§ What you will do:
Find each line with "Indicar" and copy it.

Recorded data
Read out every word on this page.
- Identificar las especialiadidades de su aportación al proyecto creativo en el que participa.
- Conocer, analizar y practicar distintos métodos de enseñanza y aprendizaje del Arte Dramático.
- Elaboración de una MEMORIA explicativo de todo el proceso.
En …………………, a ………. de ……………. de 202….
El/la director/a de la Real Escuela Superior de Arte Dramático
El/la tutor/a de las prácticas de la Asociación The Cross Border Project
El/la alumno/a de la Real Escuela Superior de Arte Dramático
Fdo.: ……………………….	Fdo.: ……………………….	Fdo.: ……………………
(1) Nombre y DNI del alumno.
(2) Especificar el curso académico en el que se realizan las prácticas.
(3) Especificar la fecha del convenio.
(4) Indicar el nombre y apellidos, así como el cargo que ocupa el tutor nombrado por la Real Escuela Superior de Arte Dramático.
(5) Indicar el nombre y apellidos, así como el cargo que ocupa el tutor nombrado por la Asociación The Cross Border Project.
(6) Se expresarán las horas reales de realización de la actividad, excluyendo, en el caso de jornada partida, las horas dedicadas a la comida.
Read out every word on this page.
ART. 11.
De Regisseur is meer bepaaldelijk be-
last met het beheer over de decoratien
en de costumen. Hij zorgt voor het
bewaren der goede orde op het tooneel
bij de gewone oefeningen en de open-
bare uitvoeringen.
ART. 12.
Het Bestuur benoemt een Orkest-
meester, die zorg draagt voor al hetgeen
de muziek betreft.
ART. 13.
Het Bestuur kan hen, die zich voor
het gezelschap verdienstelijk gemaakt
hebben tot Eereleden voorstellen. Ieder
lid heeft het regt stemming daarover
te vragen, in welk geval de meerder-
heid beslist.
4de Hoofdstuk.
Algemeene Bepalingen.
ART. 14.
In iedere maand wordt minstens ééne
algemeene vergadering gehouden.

§ Exercise response:
(4) Indicar el nombre y apellidos, así como el cargo que ocupa el tutor nombrado por la Real Escuela Superior de Arte Dramático.
(5) Indicar el nombre y apellidos, así como el cargo que ocupa el tutor nombrado por la Asociación The Cross Border Project.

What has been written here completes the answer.